#### [Directions for this task]
Quote every line of the material beneath this one.

#### [Input data]
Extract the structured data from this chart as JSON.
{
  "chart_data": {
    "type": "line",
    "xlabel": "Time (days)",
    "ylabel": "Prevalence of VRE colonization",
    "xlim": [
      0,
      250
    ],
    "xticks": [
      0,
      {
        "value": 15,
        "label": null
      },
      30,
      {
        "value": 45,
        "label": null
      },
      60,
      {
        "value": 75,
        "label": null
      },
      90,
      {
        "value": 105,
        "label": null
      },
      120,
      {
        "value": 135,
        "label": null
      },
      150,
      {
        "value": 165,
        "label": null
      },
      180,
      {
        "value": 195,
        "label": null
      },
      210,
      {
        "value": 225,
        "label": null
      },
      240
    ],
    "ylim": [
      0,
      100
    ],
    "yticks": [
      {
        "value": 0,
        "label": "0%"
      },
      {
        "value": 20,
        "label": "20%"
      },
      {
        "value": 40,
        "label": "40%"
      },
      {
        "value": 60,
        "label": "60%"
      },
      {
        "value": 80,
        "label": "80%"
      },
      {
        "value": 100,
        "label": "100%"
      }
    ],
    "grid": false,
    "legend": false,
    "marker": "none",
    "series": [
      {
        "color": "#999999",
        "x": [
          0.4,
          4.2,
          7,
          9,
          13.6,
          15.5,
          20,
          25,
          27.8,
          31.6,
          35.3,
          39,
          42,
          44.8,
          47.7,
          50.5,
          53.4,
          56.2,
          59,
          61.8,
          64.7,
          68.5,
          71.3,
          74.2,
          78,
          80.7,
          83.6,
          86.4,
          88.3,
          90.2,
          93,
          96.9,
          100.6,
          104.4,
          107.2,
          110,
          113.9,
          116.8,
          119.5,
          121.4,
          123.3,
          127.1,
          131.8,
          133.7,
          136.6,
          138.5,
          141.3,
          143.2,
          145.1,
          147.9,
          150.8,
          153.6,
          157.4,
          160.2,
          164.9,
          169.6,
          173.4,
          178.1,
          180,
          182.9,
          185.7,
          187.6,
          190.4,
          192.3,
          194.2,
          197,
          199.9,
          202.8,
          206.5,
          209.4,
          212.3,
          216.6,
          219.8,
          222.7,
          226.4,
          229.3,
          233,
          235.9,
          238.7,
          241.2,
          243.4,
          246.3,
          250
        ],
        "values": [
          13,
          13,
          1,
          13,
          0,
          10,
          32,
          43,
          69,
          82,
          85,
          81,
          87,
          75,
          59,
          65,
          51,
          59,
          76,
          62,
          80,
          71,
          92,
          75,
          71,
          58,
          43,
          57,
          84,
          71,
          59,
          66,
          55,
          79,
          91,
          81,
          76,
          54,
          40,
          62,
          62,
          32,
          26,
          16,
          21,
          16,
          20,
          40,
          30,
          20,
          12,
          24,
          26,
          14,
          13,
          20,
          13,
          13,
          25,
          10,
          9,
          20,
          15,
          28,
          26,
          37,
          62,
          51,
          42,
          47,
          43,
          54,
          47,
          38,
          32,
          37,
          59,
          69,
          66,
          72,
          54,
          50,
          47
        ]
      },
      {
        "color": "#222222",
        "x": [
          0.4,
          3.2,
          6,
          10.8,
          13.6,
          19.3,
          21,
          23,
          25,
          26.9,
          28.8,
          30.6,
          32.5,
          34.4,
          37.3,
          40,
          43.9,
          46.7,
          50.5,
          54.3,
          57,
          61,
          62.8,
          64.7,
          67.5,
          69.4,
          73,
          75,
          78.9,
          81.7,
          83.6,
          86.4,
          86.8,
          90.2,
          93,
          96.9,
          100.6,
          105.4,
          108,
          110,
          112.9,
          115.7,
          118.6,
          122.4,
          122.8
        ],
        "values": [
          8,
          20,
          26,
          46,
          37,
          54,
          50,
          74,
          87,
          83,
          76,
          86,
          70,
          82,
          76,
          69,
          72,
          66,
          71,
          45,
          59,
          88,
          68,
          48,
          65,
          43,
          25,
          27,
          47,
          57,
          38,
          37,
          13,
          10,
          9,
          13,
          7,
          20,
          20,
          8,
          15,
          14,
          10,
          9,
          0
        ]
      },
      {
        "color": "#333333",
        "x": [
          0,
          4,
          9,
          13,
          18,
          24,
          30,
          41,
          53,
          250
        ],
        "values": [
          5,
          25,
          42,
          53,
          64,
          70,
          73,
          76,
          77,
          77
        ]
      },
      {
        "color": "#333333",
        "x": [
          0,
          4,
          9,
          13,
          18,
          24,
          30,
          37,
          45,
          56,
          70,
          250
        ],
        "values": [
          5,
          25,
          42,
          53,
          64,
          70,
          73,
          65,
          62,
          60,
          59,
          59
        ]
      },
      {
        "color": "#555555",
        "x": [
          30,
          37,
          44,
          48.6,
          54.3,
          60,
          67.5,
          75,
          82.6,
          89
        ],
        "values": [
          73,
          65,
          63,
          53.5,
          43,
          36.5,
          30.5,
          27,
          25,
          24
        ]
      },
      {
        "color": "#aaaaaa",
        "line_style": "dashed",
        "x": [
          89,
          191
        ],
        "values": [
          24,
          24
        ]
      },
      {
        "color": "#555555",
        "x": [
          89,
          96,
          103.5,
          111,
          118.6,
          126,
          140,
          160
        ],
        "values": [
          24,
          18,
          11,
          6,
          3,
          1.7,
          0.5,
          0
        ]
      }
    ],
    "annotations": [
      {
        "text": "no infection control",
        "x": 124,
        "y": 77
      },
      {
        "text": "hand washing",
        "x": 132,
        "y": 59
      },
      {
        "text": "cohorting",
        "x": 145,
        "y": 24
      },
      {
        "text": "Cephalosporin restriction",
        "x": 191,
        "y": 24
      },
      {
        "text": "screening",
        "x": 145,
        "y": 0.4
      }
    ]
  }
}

#### [Result of the task]
Extract the structured data from this chart as JSON.
{
  "chart_data": {
    "type": "line",
    "xlabel": "Time (days)",
    "ylabel": "Prevalence of VRE colonization",
    "xlim": [
      0,
      250
    ],
    "xticks": [
      0,
      {
        "value": 15,
        "label": null
      },
      30,
      {
        "value": 45,
        "label": null
      },
      60,
      {
        "value": 75,
        "label": null
      },
      90,
      {
        "value": 105,
        "label": null
      },
      120,
      {
        "value": 135,
        "label": null
      },
      150,
      {
        "value": 165,
        "label": null
      },
      180,
      {
        "value": 195,
        "label": null
      },
      210,
      {
        "value": 225,
        "label": null
      },
      240
    ],
    "ylim": [
      0,
      100
    ],
    "yticks": [
      {
        "value": 0,
        "label": "0%"
      },
      {
        "value": 20,
        "label": "20%"
      },
      {
        "value": 40,
        "label": "40%"
      },
      {
        "value": 60,
        "label": "60%"
      },
      {
        "value": 80,
        "label": "80%"
      },
      {
        "value": 100,
        "label": "100%"
      }
    ],
    "grid": false,
    "legend": false,
    "marker": "none",
    "series": [
      {
        "color": "#999999",
        "x": [
          0.4,
          4.2,
          7,
          9,
          13.6,
          15.5,
          20,
          25,
          27.8,
          31.6,
          35.3,
          39,
          42,
          44.8,
          47.7,
          50.5,
          53.4,
          56.2,
          59,
          61.8,
          64.7,
          68.5,
          71.3,
          74.2,
          78,
          80.7,
          83.6,
          86.4,
          88.3,
          90.2,
          93,
          96.9,
          100.6,
          104.4,
          107.2,
          110,
          113.9,
          116.8,
          119.5,
          121.4,
          123.3,
          127.1,
          131.8,
          133.7,
          136.6,
          138.5,
          141.3,
          143.2,
          145.1,
          147.9,
          150.8,
          153.6,
          157.4,
          160.2,
          164.9,
          169.6,
          173.4,
          178.1,
          180,
          182.9,
          185.7,
          187.6,
          190.4,
          192.3,
          194.2,
          197,
          199.9,
          202.8,
          206.5,
          209.4,
          212.3,
          216.6,
          219.8,
          222.7,
          226.4,
          229.3,
          233,
          235.9,
          238.7,
          241.2,
          243.4,
          246.3,
          250
        ],
        "values": [
          13,
          13,
          1,
          13,
          0,
          10,
          32,
          43,
          69,
          82,
          85,
          81,
          87,
          75,
          59,
          65,
          51,
          59,
          76,
          62,
          80,
          71,
          92,
          75,
          71,
          58,
          43,
          57,
          84,
          71,
          59,
          66,
          55,
          79,
          91,
          81,
          76,
          54,
          40,
          62,
          62,
          32,
          26,
          16,
          21,
          16,
          20,
          40,
          30,
          20,
          12,
          24,
          26,
          14,
          13,
          20,
          13,
          13,
          25,
          10,
          9,
          20,
          15,
          28,
          26,
          37,
          62,
          51,
          42,
          47,
          43,
          54,
          47,
          38,
          32,
          37,
          59,
          69,
          66,
          72,
          54,
          50,
          47
        ]
      },
      {
        "color": "#222222",
        "x": [
          0.4,
          3.2,
          6,
          10.8,
          13.6,
          19.3,
          21,
          23,
          25,
          26.9,
          28.8,
          30.6,
          32.5,
          34.4,
          37.3,
          40,
          43.9,
          46.7,
          50.5,
          54.3,
          57,
          61,
          62.8,
          64.7,
          67.5,
          69.4,
          73,
          75,
          78.9,
          81.7,
          83.6,
          86.4,
          86.8,
          90.2,
          93,
          96.9,
          100.6,
          105.4,
          108,
          110,
          112.9,
          115.7,
          118.6,
          122.4,
          122.8
        ],
        "values": [
          8,
          20,
          26,
          46,
          37,
          54,
          50,
          74,
          87,
          83,
          76,
          86,
          70,
          82,
          76,
          69,
          72,
          66,
          71,
          45,
          59,
          88,
          68,
          48,
          65,
          43,
          25,
          27,
          47,
          57,
          38,
          37,
          13,
          10,
          9,
          13,
          7,
          20,
          20,
          8,
          15,
          14,
          10,
          9,
          0
        ]
      },
      {
        "color": "#333333",
        "x": [
          0,
          4,
          9,
          13,
          18,
          24,
          30,
          41,
          53,
          250
        ],
        "values": [
          5,
          25,
          42,
          53,
          64,
          70,
          73,
          76,
          77,
          77
        ]
      },
      {
        "color": "#333333",
        "x": [
          0,
          4,
          9,
          13,
          18,
          24,
          30,
          37,
          45,
          56,
          70,
          250
        ],
        "values": [
          5,
          25,
          42,
          53,
          64,
          70,
          73,
          65,
          62,
          60,
          59,
          59
        ]
      },
      {
        "color": "#555555",
        "x": [
          30,
          37,
          44,
          48.6,
          54.3,
          60,
          67.5,
          75,
          82.6,
          89
        ],
        "values": [
          73,
          65,
          63,
          53.5,
          43,
          36.5,
          30.5,
          27,
          25,
          24
        ]
      },
      {
        "color": "#aaaaaa",
        "line_style": "dashed",
        "x": [
          89,
          191
        ],
        "values": [
          24,
          24
        ]
      },
      {
        "color": "#555555",
        "x": [
          89,
          96,
          103.5,
          111,
          118.6,
          126,
          140,
          160
        ],
        "values": [
          24,
          18,
          11,
          6,
          3,
          1.7,
          0.5,
          0
        ]
      }
    ],
    "annotations": [
      {
        "text": "no infection control",
        "x": 124,
        "y": 77
      },
      {
        "text": "hand washing",
        "x": 132,
        "y": 59
      },
      {
        "text": "cohorting",
        "x": 145,
        "y": 24
      },
      {
        "text": "Cephalosporin restriction",
        "x": 191,
        "y": 24
      },
      {
        "text": "screening",
        "x": 145,
        "y": 0.4
      }
    ]
  }
}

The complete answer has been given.